| GIVEN TASK |
Lines holding the string "name" are the ones to copy from this listing.

━━━ DATA RECORDS ━━━

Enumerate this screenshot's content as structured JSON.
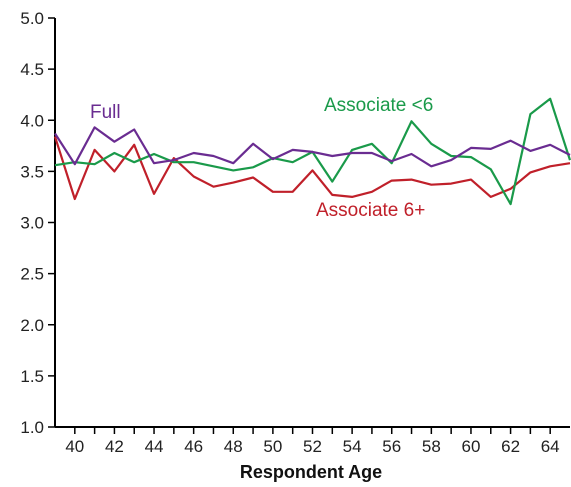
{
  "chart_data": {
    "type": "line",
    "title": "",
    "xlabel": "Respondent Age",
    "ylabel": "",
    "xlim": [
      39,
      65
    ],
    "ylim": [
      1.0,
      5.0
    ],
    "x_tick_labels": [
      "40",
      "42",
      "44",
      "46",
      "48",
      "50",
      "52",
      "54",
      "56",
      "58",
      "60",
      "62",
      "64"
    ],
    "y_tick_labels": [
      "1.0",
      "1.5",
      "2.0",
      "2.5",
      "3.0",
      "3.5",
      "4.0",
      "4.5",
      "5.0"
    ],
    "grid": false,
    "x": [
      39,
      40,
      41,
      42,
      43,
      44,
      45,
      46,
      47,
      48,
      49,
      50,
      51,
      52,
      53,
      54,
      55,
      56,
      57,
      58,
      59,
      60,
      61,
      62,
      63,
      64,
      65
    ],
    "series": [
      {
        "name": "Full",
        "color": "#6a2c91",
        "values": [
          3.87,
          3.57,
          3.93,
          3.79,
          3.91,
          3.58,
          3.61,
          3.68,
          3.65,
          3.58,
          3.77,
          3.62,
          3.71,
          3.69,
          3.65,
          3.68,
          3.68,
          3.6,
          3.67,
          3.55,
          3.61,
          3.73,
          3.72,
          3.8,
          3.7,
          3.76,
          3.66
        ]
      },
      {
        "name": "Associate <6",
        "color": "#1a9a4a",
        "values": [
          3.56,
          3.59,
          3.57,
          3.68,
          3.59,
          3.67,
          3.59,
          3.59,
          3.55,
          3.51,
          3.54,
          3.63,
          3.59,
          3.69,
          3.4,
          3.71,
          3.77,
          3.58,
          3.99,
          3.77,
          3.65,
          3.64,
          3.52,
          3.18,
          4.06,
          4.21,
          3.61
        ]
      },
      {
        "name": "Associate 6+",
        "color": "#c0202a",
        "values": [
          3.84,
          3.23,
          3.71,
          3.5,
          3.76,
          3.28,
          3.63,
          3.45,
          3.35,
          3.39,
          3.44,
          3.3,
          3.3,
          3.51,
          3.27,
          3.25,
          3.3,
          3.41,
          3.42,
          3.37,
          3.38,
          3.42,
          3.25,
          3.33,
          3.49,
          3.55,
          3.58
        ]
      }
    ]
  }
}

━━━

| SOLVED EXERCISE |
        "name": "Full",
        "name": "Associate <6",
        "name": "Associate 6+",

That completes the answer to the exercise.